---------- RECORD EXTRACTS

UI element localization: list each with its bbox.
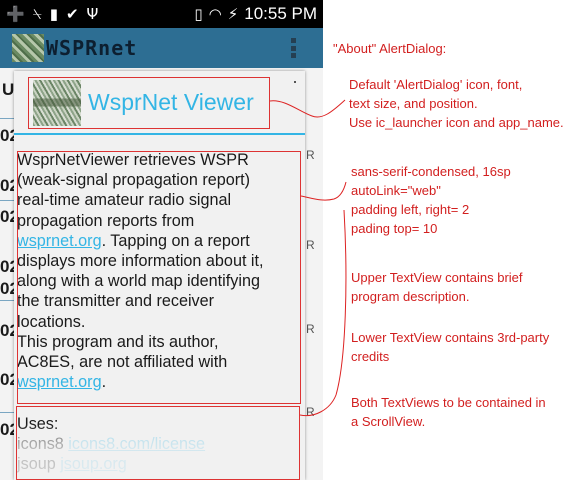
- battery-charging-icon: ⚡: [227, 5, 239, 23]
- app-title: WSPRnet: [46, 36, 138, 60]
- battery-100-icon: ▮: [49, 5, 58, 23]
- note-scrollview: Both TextViews to be contained in a Scro…: [351, 395, 546, 429]
- note-upper-textview: Upper TextView contains brief program de…: [351, 270, 523, 304]
- list-divider: [0, 200, 14, 201]
- check-icon: ✔: [65, 5, 79, 23]
- list-item-fragment: R: [306, 148, 315, 162]
- note-textview-style: sans-serif-condensed, 16sp autoLink="web…: [351, 164, 511, 236]
- usb-icon: ⍀: [32, 5, 42, 23]
- lower-textview-box: [16, 406, 300, 480]
- add-icon: ➕: [6, 5, 25, 23]
- app-launcher-icon[interactable]: [12, 34, 44, 62]
- usb-icon: Ψ: [86, 5, 99, 23]
- status-left-icons: ➕ ⍀ ▮ ✔ Ψ: [6, 4, 98, 24]
- status-time: 10:55 PM: [244, 4, 317, 23]
- list-divider: [0, 118, 14, 119]
- action-bar: WSPRnet: [0, 28, 323, 68]
- list-item-fragment: R: [306, 405, 315, 419]
- list-item-fragment: R: [306, 238, 315, 252]
- overflow-menu-icon[interactable]: [291, 38, 297, 58]
- list-divider: [0, 300, 14, 301]
- list-item-fragment: R: [306, 322, 315, 336]
- note-about-alertdialog: "About" AlertDialog:: [333, 41, 447, 56]
- note-lower-textview: Lower TextView contains 3rd-party credit…: [351, 330, 550, 364]
- note-icon: Default 'AlertDialog' icon, font, text s…: [349, 77, 564, 130]
- vibrate-icon: ▯: [194, 5, 203, 23]
- wifi-icon: ◠: [208, 5, 222, 23]
- dialog-dot: [294, 81, 296, 83]
- status-right: ▯ ◠ ⚡ 10:55 PM: [194, 4, 317, 24]
- status-bar: ➕ ⍀ ▮ ✔ Ψ ▯ ◠ ⚡ 10:55 PM: [0, 0, 323, 28]
- dialog-title-divider: [14, 133, 305, 135]
- list-item-fragment[interactable]: U: [2, 80, 14, 100]
- header-highlight-box: [28, 77, 270, 129]
- list-divider: [0, 412, 14, 413]
- upper-textview-box: [17, 151, 301, 404]
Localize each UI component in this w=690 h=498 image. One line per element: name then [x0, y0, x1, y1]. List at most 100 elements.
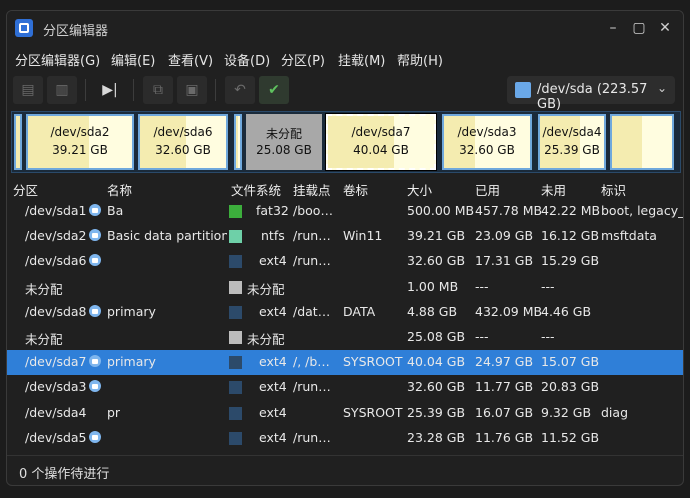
menu-mount[interactable]: 挂载(M): [338, 50, 385, 69]
column-used[interactable]: 已用: [475, 180, 500, 199]
segment-name: /dev/sda3: [457, 125, 517, 139]
segment-size: 25.08 GB: [256, 143, 312, 157]
filesystem-color-icon: [229, 305, 242, 319]
column-filesystem[interactable]: 文件系统: [231, 180, 281, 199]
unused-cell: 15.07 GB: [541, 354, 600, 370]
toolbar-separator: [215, 79, 216, 101]
segment-usage-fill: [236, 116, 238, 168]
device-label: /dev/sda (223.57 GB): [537, 82, 648, 112]
lock-icon: [89, 304, 101, 317]
disk-segment[interactable]: /dev/sda2 39.21 GB: [26, 114, 134, 170]
size-cell: 32.60 GB: [407, 253, 466, 269]
disk-segment[interactable]: [234, 114, 242, 170]
mountpoint-cell: /boo…: [293, 203, 333, 218]
size-cell: 500.00 MB: [407, 203, 475, 218]
column-name[interactable]: 名称: [107, 180, 132, 199]
table-row[interactable]: /dev/sda1 Ba fat32/boo… 500.00 MB 457.78 MB 4…: [7, 199, 683, 224]
name-cell: Ba: [107, 203, 124, 218]
segment-name: /dev/sda4: [542, 125, 602, 139]
table-row[interactable]: /dev/sda8 primary ext4/dat… DATA 4.88 GB 432.…: [7, 300, 683, 325]
partition-cell: /dev/sda1: [25, 203, 87, 218]
partition-cell: 未分配: [25, 332, 63, 347]
segment-name: /dev/sda6: [153, 125, 213, 139]
partition-cell: /dev/sda8: [25, 303, 87, 319]
disk-segment[interactable]: 未分配 25.08 GB: [246, 114, 322, 170]
segment-usage-fill: [444, 116, 475, 168]
menu-gparted[interactable]: 分区编辑器(G): [15, 50, 100, 69]
table-row[interactable]: /dev/sda2 Basic data partition ntfs/run… Wi…: [7, 224, 683, 249]
name-cell: Basic data partition: [107, 228, 227, 244]
toolbar-separator: [85, 79, 86, 101]
status-bar: 0 个操作待进行: [7, 455, 683, 485]
menu-device[interactable]: 设备(D): [224, 50, 270, 69]
disk-segment[interactable]: /dev/sda6 32.60 GB: [138, 114, 228, 170]
used-cell: 432.09 MB: [475, 303, 543, 319]
copy-icon[interactable]: ⧉: [143, 76, 173, 104]
table-row[interactable]: /dev/sda4 pr ext4 SYSROOT 25.39 GB 16.07 GB 9.…: [7, 401, 683, 426]
paste-icon[interactable]: ▣: [177, 76, 207, 104]
disk-segment[interactable]: /dev/sda4 25.39 GB: [538, 114, 606, 170]
disk-segment[interactable]: [610, 114, 674, 170]
segment-usage-fill: [16, 116, 20, 168]
filesystem-cell: ext4: [259, 303, 287, 319]
size-cell: 32.60 GB: [407, 379, 466, 395]
table-row[interactable]: /dev/sda3 ext4/run… 32.60 GB 11.77 GB 20.83 …: [7, 375, 683, 400]
menu-help[interactable]: 帮助(H): [397, 50, 443, 69]
column-flags[interactable]: 标识: [601, 180, 626, 199]
unused-cell: ---: [541, 329, 555, 344]
table-row[interactable]: /dev/sda7 primary ext4 /, /b… SYSROOT 40.04 G…: [7, 350, 683, 376]
name-cell: primary: [107, 303, 156, 319]
delete-partition-icon[interactable]: ▥: [47, 76, 77, 104]
unused-cell: 20.83 GB: [541, 379, 600, 395]
filesystem-color-icon: [229, 255, 242, 269]
filesystem-color-icon: [229, 381, 242, 395]
new-partition-icon[interactable]: ▤: [13, 76, 43, 104]
window-title: 分区编辑器: [43, 24, 109, 39]
resize-move-icon[interactable]: ▶|: [95, 76, 125, 104]
disk-partition-map: /dev/sda2 39.21 GB/dev/sda6 32.60 GB 未分配 25.…: [11, 111, 681, 173]
device-selector[interactable]: /dev/sda (223.57 GB) ⌄: [507, 76, 675, 112]
table-row[interactable]: /dev/sda5 ext4/run… 23.28 GB 11.76 GB 11.52 …: [7, 426, 683, 451]
column-partition[interactable]: 分区: [13, 180, 38, 199]
used-cell: ---: [475, 329, 489, 344]
mountpoint-cell: /, /b…: [293, 354, 330, 370]
column-label[interactable]: 卷标: [343, 180, 368, 199]
apply-check-icon[interactable]: ✔: [259, 76, 289, 104]
size-cell: 4.88 GB: [407, 303, 458, 319]
mountpoint-cell: /run…: [293, 379, 331, 395]
size-cell: 40.04 GB: [407, 354, 466, 370]
filesystem-cell: ext4: [259, 354, 287, 370]
table-row[interactable]: /dev/sda6 ext4/run… 32.60 GB 17.31 GB 15.29 …: [7, 249, 683, 274]
lock-icon: [89, 380, 101, 393]
disk-segment[interactable]: [14, 114, 22, 170]
column-size[interactable]: 大小: [407, 180, 432, 199]
partition-cell: /dev/sda4: [25, 404, 87, 420]
close-icon[interactable]: ✕: [655, 18, 675, 38]
menu-view[interactable]: 查看(V): [168, 50, 213, 69]
table-row[interactable]: 未分配 未分配 1.00 MB --- ---: [7, 275, 683, 300]
mountpoint-cell: /run…: [293, 228, 331, 244]
filesystem-cell: 未分配: [247, 281, 285, 297]
undo-icon[interactable]: ↶: [225, 76, 255, 104]
menu-edit[interactable]: 编辑(E): [111, 50, 155, 69]
partition-cell: 未分配: [25, 281, 63, 297]
toolbar-separator: [133, 79, 134, 101]
minimize-icon[interactable]: –: [603, 18, 623, 38]
lock-icon: [89, 204, 101, 216]
segment-name: /dev/sda2: [50, 125, 110, 139]
used-cell: 16.07 GB: [475, 404, 534, 420]
mountpoint-cell: /run…: [293, 253, 331, 269]
maximize-icon[interactable]: ▢: [629, 18, 649, 38]
used-cell: 17.31 GB: [475, 253, 534, 269]
lock-icon: [89, 430, 101, 443]
table-row[interactable]: 未分配 未分配 25.08 GB --- ---: [7, 325, 683, 350]
column-mountpoint[interactable]: 挂载点: [293, 180, 331, 199]
filesystem-color-icon: [229, 431, 242, 445]
toolbar: ▤ ▥ ▶| ⧉ ▣ ↶ ✔ /dev/sda (223.57 GB) ⌄: [7, 73, 683, 112]
column-unused[interactable]: 未用: [541, 180, 566, 199]
menu-partition[interactable]: 分区(P): [281, 50, 325, 69]
disk-segment[interactable]: /dev/sda3 32.60 GB: [442, 114, 532, 170]
used-cell: 11.76 GB: [475, 429, 534, 445]
filesystem-color-icon: [229, 205, 242, 218]
disk-segment[interactable]: /dev/sda7 40.04 GB: [325, 113, 437, 171]
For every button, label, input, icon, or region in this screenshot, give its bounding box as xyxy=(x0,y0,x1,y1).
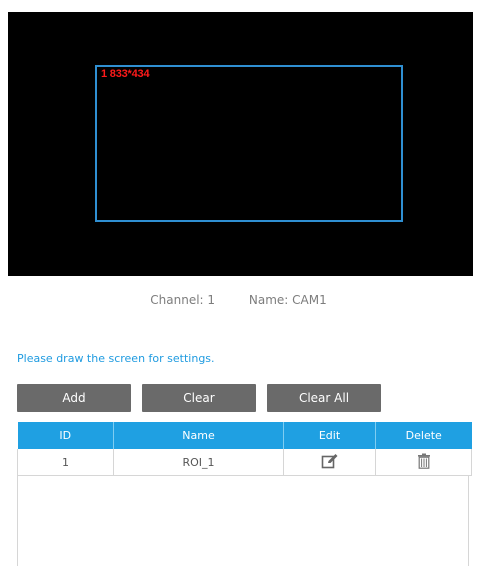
trash-icon[interactable] xyxy=(417,453,431,472)
draw-hint: Please draw the screen for settings. xyxy=(17,352,215,365)
edit-icon[interactable] xyxy=(321,453,339,472)
video-preview[interactable]: 1 833*434 xyxy=(8,12,473,276)
table-row: 1 ROI_1 xyxy=(17,449,472,476)
roi-rectangle[interactable]: 1 833*434 xyxy=(95,65,403,222)
row-delete-cell xyxy=(375,449,472,476)
row-edit-cell xyxy=(283,449,376,476)
clear-button[interactable]: Clear xyxy=(142,384,256,412)
roi-table: ID Name Edit Delete 1 ROI_1 xyxy=(17,422,472,476)
toolbar: Add Clear Clear All xyxy=(17,384,417,412)
clear-all-button[interactable]: Clear All xyxy=(267,384,381,412)
channel-info: Channel: 1 Name: CAM1 xyxy=(0,292,477,308)
add-button[interactable]: Add xyxy=(17,384,131,412)
roi-label: 1 833*434 xyxy=(101,68,150,80)
table-header-row: ID Name Edit Delete xyxy=(17,422,472,449)
column-header-name: Name xyxy=(113,422,284,449)
column-header-id: ID xyxy=(17,422,114,449)
row-name: ROI_1 xyxy=(113,449,284,476)
table-empty-area xyxy=(17,476,469,566)
row-id: 1 xyxy=(17,449,114,476)
column-header-delete: Delete xyxy=(375,422,472,449)
channel-label: Channel: 1 xyxy=(150,293,216,307)
column-header-edit: Edit xyxy=(283,422,376,449)
camera-name-label: Name: CAM1 xyxy=(248,293,327,307)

--------------------

• WORK TO DO:
Take the part of the records that opens with the line containing "menu-mount[interactable]: 挂载(M): [338, 50, 385, 69]" and closes with the line containing "partition-cell: 未分配: [25, 332, 63, 347]". Switch every "size-cell" in it to "size-field", and write out only those lines again with nothing else changed.

• RESULT BELOW:
menu-mount[interactable]: 挂载(M): [338, 50, 385, 69]
column-used[interactable]: 已用: [475, 180, 500, 199]
segment-name: /dev/sda3: [457, 125, 517, 139]
segment-size: 25.08 GB: [256, 143, 312, 157]
filesystem-color-icon: [229, 305, 242, 319]
column-filesystem[interactable]: 文件系统: [231, 180, 281, 199]
unused-cell: 15.07 GB: [541, 354, 600, 370]
toolbar-separator: [215, 79, 216, 101]
segment-usage-fill: [236, 116, 238, 168]
device-label: /dev/sda (223.57 GB): [537, 82, 648, 112]
lock-icon: [89, 304, 101, 317]
disk-segment[interactable]: /dev/sda2 39.21 GB: [26, 114, 134, 170]
size-field: 32.60 GB: [407, 253, 466, 269]
disk-segment[interactable]: [234, 114, 242, 170]
mountpoint-cell: /boo…: [293, 203, 333, 218]
size-field: 500.00 MB: [407, 203, 475, 218]
column-name[interactable]: 名称: [107, 180, 132, 199]
table-row[interactable]: /dev/sda1 Ba fat32/boo… 500.00 MB 457.78 MB 4…: [7, 199, 683, 224]
name-cell: Ba: [107, 203, 124, 218]
segment-name: /dev/sda4: [542, 125, 602, 139]
table-row[interactable]: /dev/sda8 primary ext4/dat… DATA 4.88 GB 432.…: [7, 300, 683, 325]
partition-cell: /dev/sda1: [25, 203, 87, 218]
partition-cell: 未分配: [25, 332, 63, 347]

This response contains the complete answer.